* [Task] Each entry has to be copied exactly, with nothing missed.

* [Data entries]
★ ★ ★

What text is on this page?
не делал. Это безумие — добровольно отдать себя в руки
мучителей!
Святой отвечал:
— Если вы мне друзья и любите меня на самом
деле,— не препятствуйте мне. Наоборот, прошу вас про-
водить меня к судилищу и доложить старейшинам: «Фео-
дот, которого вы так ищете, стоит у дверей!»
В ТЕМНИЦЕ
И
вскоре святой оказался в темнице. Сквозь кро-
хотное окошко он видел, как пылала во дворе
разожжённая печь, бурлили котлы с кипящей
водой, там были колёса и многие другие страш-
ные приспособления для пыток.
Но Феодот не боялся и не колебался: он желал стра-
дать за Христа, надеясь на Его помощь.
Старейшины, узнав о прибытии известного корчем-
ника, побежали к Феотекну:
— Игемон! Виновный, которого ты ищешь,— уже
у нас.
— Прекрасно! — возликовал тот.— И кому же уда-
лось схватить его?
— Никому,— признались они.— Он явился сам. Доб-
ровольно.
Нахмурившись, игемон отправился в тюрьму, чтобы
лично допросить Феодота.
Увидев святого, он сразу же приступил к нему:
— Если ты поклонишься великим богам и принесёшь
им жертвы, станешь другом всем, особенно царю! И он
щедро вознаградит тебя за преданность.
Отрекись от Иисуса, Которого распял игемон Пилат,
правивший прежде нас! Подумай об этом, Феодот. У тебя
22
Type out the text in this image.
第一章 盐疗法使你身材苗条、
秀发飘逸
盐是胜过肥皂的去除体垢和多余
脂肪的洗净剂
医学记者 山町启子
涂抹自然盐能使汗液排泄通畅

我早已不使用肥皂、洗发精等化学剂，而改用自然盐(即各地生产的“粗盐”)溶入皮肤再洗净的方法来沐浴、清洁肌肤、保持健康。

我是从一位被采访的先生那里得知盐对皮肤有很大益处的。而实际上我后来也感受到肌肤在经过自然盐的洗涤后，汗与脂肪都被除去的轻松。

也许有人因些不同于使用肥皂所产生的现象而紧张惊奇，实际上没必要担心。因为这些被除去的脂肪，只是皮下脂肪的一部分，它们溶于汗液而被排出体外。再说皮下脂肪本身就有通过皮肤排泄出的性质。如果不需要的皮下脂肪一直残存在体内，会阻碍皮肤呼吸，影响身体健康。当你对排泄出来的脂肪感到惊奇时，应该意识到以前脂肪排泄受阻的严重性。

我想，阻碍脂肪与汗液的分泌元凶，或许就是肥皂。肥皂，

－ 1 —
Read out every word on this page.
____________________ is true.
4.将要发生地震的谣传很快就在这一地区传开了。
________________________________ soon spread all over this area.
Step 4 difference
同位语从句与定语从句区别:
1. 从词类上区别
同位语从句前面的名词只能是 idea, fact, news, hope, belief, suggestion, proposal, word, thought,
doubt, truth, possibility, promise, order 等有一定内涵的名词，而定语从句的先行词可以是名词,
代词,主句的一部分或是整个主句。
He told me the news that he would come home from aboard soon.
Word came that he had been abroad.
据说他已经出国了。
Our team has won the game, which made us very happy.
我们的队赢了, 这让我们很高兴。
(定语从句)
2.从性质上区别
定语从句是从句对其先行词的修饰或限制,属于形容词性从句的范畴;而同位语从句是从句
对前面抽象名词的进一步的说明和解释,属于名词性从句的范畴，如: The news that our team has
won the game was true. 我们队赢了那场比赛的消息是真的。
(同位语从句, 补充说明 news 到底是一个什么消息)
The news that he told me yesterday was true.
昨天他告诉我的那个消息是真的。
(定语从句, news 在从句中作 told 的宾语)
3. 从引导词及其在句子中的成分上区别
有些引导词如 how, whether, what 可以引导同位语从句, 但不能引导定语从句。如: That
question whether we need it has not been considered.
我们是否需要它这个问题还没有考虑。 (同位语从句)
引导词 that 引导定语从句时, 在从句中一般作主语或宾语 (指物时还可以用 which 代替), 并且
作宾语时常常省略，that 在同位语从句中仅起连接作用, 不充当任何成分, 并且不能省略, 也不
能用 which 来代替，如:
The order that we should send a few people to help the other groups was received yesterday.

★ ★ ★

* [The reply]
What text is on this page?
не делал. Это безумие — добровольно отдать себя в руки
мучителей!
Святой отвечал:
— Если вы мне друзья и любите меня на самом
деле,— не препятствуйте мне. Наоборот, прошу вас про-
водить меня к судилищу и доложить старейшинам: «Фео-
дот, которого вы так ищете, стоит у дверей!»
В ТЕМНИЦЕ
И
вскоре святой оказался в темнице. Сквозь кро-
хотное окошко он видел, как пылала во дворе
разожжённая печь, бурлили котлы с кипящей
водой, там были колёса и многие другие страш-
ные приспособления для пыток.
Но Феодот не боялся и не колебался: он желал стра-
дать за Христа, надеясь на Его помощь.
Старейшины, узнав о прибытии известного корчем-
ника, побежали к Феотекну:
— Игемон! Виновный, которого ты ищешь,— уже
у нас.
— Прекрасно! — возликовал тот.— И кому же уда-
лось схватить его?
— Никому,— признались они.— Он явился сам. Доб-
ровольно.
Нахмурившись, игемон отправился в тюрьму, чтобы
лично допросить Феодота.
Увидев святого, он сразу же приступил к нему:
— Если ты поклонишься великим богам и принесёшь
им жертвы, станешь другом всем, особенно царю! И он
щедро вознаградит тебя за преданность.
Отрекись от Иисуса, Которого распял игемон Пилат,
правивший прежде нас! Подумай об этом, Феодот. У тебя
22
Type out the text in this image.
第一章 盐疗法使你身材苗条、
秀发飘逸
盐是胜过肥皂的去除体垢和多余
脂肪的洗净剂
医学记者 山町启子
涂抹自然盐能使汗液排泄通畅

我早已不使用肥皂、洗发精等化学剂，而改用自然盐(即各地生产的“粗盐”)溶入皮肤再洗净的方法来沐浴、清洁肌肤、保持健康。

我是从一位被采访的先生那里得知盐对皮肤有很大益处的。而实际上我后来也感受到肌肤在经过自然盐的洗涤后，汗与脂肪都被除去的轻松。

也许有人因些不同于使用肥皂所产生的现象而紧张惊奇，实际上没必要担心。因为这些被除去的脂肪，只是皮下脂肪的一部分，它们溶于汗液而被排出体外。再说皮下脂肪本身就有通过皮肤排泄出的性质。如果不需要的皮下脂肪一直残存在体内，会阻碍皮肤呼吸，影响身体健康。当你对排泄出来的脂肪感到惊奇时，应该意识到以前脂肪排泄受阻的严重性。

我想，阻碍脂肪与汗液的分泌元凶，或许就是肥皂。肥皂，

－ 1 —
Read out every word on this page.
____________________ is true.
4.将要发生地震的谣传很快就在这一地区传开了。
________________________________ soon spread all over this area.
Step 4 difference
同位语从句与定语从句区别:
1. 从词类上区别
同位语从句前面的名词只能是 idea, fact, news, hope, belief, suggestion, proposal, word, thought,
doubt, truth, possibility, promise, order 等有一定内涵的名词，而定语从句的先行词可以是名词,
代词,主句的一部分或是整个主句。
He told me the news that he would come home from aboard soon.
Word came that he had been abroad.
据说他已经出国了。
Our team has won the game, which made us very happy.
我们的队赢了, 这让我们很高兴。
(定语从句)
2.从性质上区别
定语从句是从句对其先行词的修饰或限制,属于形容词性从句的范畴;而同位语从句是从句
对前面抽象名词的进一步的说明和解释,属于名词性从句的范畴，如: The news that our team has
won the game was true. 我们队赢了那场比赛的消息是真的。
(同位语从句, 补充说明 news 到底是一个什么消息)
The news that he told me yesterday was true.
昨天他告诉我的那个消息是真的。
(定语从句, news 在从句中作 told 的宾语)
3. 从引导词及其在句子中的成分上区别
有些引导词如 how, whether, what 可以引导同位语从句, 但不能引导定语从句。如: That
question whether we need it has not been considered.
我们是否需要它这个问题还没有考虑。 (同位语从句)
引导词 that 引导定语从句时, 在从句中一般作主语或宾语 (指物时还可以用 which 代替), 并且
作宾语时常常省略，that 在同位语从句中仅起连接作用, 不充当任何成分, 并且不能省略, 也不
能用 which 来代替，如:
The order that we should send a few people to help the other groups was received yesterday.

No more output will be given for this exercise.